• _Task instructions_
From the listing below, pull out every line where the string "situations" appears.
▼
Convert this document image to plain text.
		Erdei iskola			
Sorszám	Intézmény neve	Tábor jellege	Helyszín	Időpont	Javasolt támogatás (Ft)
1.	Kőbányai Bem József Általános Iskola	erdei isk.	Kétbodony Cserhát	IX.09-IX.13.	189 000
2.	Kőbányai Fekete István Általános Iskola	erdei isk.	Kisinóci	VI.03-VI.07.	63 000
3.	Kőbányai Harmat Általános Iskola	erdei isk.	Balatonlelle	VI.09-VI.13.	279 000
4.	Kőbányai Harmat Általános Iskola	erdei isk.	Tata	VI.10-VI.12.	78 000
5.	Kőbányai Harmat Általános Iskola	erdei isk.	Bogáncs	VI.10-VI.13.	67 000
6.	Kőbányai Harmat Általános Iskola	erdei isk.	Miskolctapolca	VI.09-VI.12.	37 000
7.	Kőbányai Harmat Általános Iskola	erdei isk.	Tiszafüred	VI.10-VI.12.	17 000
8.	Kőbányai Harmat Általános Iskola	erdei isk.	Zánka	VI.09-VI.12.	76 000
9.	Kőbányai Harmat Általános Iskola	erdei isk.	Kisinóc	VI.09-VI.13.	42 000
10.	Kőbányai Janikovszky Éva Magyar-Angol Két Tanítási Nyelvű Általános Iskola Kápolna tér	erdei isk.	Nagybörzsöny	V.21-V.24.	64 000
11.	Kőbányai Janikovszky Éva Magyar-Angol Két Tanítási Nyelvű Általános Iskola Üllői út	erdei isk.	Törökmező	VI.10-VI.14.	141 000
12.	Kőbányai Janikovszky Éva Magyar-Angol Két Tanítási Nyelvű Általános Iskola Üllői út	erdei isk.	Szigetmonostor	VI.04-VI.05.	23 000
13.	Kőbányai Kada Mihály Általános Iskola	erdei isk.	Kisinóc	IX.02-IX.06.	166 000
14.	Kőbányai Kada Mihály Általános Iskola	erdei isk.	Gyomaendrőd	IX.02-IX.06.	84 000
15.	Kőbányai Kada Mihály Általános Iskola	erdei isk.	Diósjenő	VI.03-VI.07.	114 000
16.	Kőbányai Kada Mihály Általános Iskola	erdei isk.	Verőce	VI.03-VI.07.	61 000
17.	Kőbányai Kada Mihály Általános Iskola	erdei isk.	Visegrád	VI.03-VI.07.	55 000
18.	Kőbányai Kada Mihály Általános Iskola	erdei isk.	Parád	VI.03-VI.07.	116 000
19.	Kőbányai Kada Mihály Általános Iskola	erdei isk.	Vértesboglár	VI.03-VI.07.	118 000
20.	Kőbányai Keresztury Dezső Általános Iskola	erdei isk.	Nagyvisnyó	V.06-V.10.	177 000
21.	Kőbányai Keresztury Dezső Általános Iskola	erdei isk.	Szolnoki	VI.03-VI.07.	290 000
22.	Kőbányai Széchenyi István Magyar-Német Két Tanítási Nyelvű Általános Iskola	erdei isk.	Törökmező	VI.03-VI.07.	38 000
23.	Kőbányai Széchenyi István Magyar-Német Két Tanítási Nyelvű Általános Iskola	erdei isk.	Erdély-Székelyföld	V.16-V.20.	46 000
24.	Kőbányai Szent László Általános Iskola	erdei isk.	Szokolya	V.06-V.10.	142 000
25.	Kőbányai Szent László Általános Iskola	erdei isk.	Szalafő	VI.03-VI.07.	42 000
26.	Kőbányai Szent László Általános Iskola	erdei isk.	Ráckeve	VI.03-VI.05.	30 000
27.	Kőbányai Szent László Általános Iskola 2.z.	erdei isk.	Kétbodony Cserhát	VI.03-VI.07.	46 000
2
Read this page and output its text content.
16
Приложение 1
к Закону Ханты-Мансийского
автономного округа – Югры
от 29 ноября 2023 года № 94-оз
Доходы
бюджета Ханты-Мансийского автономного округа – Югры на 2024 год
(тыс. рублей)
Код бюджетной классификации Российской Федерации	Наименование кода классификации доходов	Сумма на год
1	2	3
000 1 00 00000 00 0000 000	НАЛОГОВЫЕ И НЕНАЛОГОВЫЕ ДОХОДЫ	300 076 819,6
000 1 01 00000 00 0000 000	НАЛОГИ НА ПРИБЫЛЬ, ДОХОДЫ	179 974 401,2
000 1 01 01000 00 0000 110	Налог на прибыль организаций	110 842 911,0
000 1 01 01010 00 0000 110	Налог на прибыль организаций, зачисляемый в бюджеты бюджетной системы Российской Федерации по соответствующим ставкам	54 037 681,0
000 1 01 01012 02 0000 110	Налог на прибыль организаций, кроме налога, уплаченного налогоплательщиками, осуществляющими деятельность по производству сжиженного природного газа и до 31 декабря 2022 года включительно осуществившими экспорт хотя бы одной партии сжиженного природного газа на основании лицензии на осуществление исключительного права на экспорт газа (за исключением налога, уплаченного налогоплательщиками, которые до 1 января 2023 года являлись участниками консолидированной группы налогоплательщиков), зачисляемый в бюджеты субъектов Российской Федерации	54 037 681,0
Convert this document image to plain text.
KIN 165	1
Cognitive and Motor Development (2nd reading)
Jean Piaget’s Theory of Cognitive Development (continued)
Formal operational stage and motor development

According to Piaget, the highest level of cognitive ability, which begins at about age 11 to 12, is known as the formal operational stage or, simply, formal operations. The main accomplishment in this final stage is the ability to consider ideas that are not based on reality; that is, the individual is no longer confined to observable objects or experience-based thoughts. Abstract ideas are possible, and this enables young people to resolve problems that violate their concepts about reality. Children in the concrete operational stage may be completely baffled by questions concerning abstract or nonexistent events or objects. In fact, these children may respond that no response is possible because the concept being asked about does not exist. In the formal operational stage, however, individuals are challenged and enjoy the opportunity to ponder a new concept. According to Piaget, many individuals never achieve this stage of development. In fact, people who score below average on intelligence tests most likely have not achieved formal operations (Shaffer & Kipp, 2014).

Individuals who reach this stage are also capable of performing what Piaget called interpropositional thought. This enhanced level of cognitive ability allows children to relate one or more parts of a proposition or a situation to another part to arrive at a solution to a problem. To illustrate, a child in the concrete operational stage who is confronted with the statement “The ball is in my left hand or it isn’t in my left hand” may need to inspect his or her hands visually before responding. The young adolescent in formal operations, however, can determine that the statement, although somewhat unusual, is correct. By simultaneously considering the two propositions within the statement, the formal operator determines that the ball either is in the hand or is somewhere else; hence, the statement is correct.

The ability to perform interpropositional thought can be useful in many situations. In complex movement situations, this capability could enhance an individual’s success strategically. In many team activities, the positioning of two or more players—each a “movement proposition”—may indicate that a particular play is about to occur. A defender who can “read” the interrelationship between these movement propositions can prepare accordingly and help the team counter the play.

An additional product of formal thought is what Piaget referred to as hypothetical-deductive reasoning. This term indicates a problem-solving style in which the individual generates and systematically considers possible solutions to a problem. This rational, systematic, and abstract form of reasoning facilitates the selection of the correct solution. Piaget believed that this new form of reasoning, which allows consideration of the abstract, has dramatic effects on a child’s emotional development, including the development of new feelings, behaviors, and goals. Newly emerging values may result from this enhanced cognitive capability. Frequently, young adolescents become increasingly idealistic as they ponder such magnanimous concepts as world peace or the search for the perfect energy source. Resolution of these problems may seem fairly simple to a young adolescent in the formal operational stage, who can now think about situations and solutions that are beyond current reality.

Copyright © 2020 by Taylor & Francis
▲
• _Expected answer_
The ability to perform interpropositional thought can be useful in many situations. In complex movement situations, this capability could enhance an individual’s success strategically. In many team activities, the positioning of two or more players—each a “movement proposition”—may indicate that a particular play is about to occur. A defender who can “read” the interrelationship between these movement propositions can prepare accordingly and help the team counter the play.
An additional product of formal thought is what Piaget referred to as hypothetical-deductive reasoning. This term indicates a problem-solving style in which the individual generates and systematically considers possible solutions to a problem. This rational, systematic, and abstract form of reasoning facilitates the selection of the correct solution. Piaget believed that this new form of reasoning, which allows consideration of the abstract, has dramatic effects on a child’s emotional development, including the development of new feelings, behaviors, and goals. Newly emerging values may result from this enhanced cognitive capability. Frequently, young adolescents become increasingly idealistic as they ponder such magnanimous concepts as world peace or the search for the perfect energy source. Resolution of these problems may seem fairly simple to a young adolescent in the formal operational stage, who can now think about situations and solutions that are beyond current reality.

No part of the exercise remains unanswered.